### Extracted entries
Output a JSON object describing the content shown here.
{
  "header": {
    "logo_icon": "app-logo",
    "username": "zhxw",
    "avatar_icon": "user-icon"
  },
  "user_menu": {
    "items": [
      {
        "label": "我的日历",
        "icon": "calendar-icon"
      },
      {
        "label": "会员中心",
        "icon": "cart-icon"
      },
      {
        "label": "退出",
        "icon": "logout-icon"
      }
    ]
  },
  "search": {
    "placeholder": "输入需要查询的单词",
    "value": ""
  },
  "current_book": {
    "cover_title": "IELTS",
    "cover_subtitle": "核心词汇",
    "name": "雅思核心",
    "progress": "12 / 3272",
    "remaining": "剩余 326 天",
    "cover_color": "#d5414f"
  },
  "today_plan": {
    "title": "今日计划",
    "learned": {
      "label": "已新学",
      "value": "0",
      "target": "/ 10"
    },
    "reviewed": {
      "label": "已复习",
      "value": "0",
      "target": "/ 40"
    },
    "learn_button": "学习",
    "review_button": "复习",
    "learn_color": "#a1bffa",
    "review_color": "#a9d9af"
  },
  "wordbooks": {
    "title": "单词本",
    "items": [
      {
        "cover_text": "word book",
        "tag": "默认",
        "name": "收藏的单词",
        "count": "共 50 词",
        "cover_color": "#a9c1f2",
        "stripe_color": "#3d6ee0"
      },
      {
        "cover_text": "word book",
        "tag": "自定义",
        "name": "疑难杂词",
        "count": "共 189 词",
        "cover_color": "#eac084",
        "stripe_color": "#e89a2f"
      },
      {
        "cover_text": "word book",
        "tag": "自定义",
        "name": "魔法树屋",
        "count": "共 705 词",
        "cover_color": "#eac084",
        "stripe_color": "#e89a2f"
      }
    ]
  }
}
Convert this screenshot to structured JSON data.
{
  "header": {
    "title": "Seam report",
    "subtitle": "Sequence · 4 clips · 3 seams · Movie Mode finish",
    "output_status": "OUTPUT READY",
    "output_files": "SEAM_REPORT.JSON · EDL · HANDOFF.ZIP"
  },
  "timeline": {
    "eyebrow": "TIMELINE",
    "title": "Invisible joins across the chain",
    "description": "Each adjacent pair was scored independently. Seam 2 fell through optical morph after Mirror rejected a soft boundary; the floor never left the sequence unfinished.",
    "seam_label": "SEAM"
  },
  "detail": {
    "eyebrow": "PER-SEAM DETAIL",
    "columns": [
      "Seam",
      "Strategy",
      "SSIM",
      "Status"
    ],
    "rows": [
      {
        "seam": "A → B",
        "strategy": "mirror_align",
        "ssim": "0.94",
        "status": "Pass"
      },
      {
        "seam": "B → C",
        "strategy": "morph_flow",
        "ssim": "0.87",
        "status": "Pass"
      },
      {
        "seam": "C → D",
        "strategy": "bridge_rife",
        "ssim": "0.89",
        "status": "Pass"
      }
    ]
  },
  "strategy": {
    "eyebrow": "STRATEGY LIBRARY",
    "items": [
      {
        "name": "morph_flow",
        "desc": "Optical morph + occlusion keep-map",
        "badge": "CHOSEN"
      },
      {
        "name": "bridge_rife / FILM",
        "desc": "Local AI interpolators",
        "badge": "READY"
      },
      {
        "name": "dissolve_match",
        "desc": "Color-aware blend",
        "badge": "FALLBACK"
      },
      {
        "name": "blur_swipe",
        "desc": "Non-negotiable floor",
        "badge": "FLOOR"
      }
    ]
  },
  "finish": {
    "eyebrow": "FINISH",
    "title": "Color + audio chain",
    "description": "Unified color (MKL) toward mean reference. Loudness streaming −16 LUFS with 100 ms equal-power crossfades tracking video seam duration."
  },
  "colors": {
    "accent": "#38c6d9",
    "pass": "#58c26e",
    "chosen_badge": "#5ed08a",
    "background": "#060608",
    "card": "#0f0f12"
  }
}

### Goal
All of the records must be repeated exactly.

### Expected answer
Output a JSON object describing the content shown here.
{
  "header": {
    "logo_icon": "app-logo",
    "username": "zhxw",
    "avatar_icon": "user-icon"
  },
  "user_menu": {
    "items": [
      {
        "label": "我的日历",
        "icon": "calendar-icon"
      },
      {
        "label": "会员中心",
        "icon": "cart-icon"
      },
      {
        "label": "退出",
        "icon": "logout-icon"
      }
    ]
  },
  "search": {
    "placeholder": "输入需要查询的单词",
    "value": ""
  },
  "current_book": {
    "cover_title": "IELTS",
    "cover_subtitle": "核心词汇",
    "name": "雅思核心",
    "progress": "12 / 3272",
    "remaining": "剩余 326 天",
    "cover_color": "#d5414f"
  },
  "today_plan": {
    "title": "今日计划",
    "learned": {
      "label": "已新学",
      "value": "0",
      "target": "/ 10"
    },
    "reviewed": {
      "label": "已复习",
      "value": "0",
      "target": "/ 40"
    },
    "learn_button": "学习",
    "review_button": "复习",
    "learn_color": "#a1bffa",
    "review_color": "#a9d9af"
  },
  "wordbooks": {
    "title": "单词本",
    "items": [
      {
        "cover_text": "word book",
        "tag": "默认",
        "name": "收藏的单词",
        "count": "共 50 词",
        "cover_color": "#a9c1f2",
        "stripe_color": "#3d6ee0"
      },
      {
        "cover_text": "word book",
        "tag": "自定义",
        "name": "疑难杂词",
        "count": "共 189 词",
        "cover_color": "#eac084",
        "stripe_color": "#e89a2f"
      },
      {
        "cover_text": "word book",
        "tag": "自定义",
        "name": "魔法树屋",
        "count": "共 705 词",
        "cover_color": "#eac084",
        "stripe_color": "#e89a2f"
      }
    ]
  }
}
Convert this screenshot to structured JSON data.
{
  "header": {
    "title": "Seam report",
    "subtitle": "Sequence · 4 clips · 3 seams · Movie Mode finish",
    "output_status": "OUTPUT READY",
    "output_files": "SEAM_REPORT.JSON · EDL · HANDOFF.ZIP"
  },
  "timeline": {
    "eyebrow": "TIMELINE",
    "title": "Invisible joins across the chain",
    "description": "Each adjacent pair was scored independently. Seam 2 fell through optical morph after Mirror rejected a soft boundary; the floor never left the sequence unfinished.",
    "seam_label": "SEAM"
  },
  "detail": {
    "eyebrow": "PER-SEAM DETAIL",
    "columns": [
      "Seam",
      "Strategy",
      "SSIM",
      "Status"
    ],
    "rows": [
      {
        "seam": "A → B",
        "strategy": "mirror_align",
        "ssim": "0.94",
        "status": "Pass"
      },
      {
        "seam": "B → C",
        "strategy": "morph_flow",
        "ssim": "0.87",
        "status": "Pass"
      },
      {
        "seam": "C → D",
        "strategy": "bridge_rife",
        "ssim": "0.89",
        "status": "Pass"
      }
    ]
  },
  "strategy": {
    "eyebrow": "STRATEGY LIBRARY",
    "items": [
      {
        "name": "morph_flow",
        "desc": "Optical morph + occlusion keep-map",
        "badge": "CHOSEN"
      },
      {
        "name": "bridge_rife / FILM",
        "desc": "Local AI interpolators",
        "badge": "READY"
      },
      {
        "name": "dissolve_match",
        "desc": "Color-aware blend",
        "badge": "FALLBACK"
      },
      {
        "name": "blur_swipe",
        "desc": "Non-negotiable floor",
        "badge": "FLOOR"
      }
    ]
  },
  "finish": {
    "eyebrow": "FINISH",
    "title": "Color + audio chain",
    "description": "Unified color (MKL) toward mean reference. Loudness streaming −16 LUFS with 100 ms equal-power crossfades tracking video seam duration."
  },
  "colors": {
    "accent": "#38c6d9",
    "pass": "#58c26e",
    "chosen_badge": "#5ed08a",
    "background": "#060608",
    "card": "#0f0f12"
  }
}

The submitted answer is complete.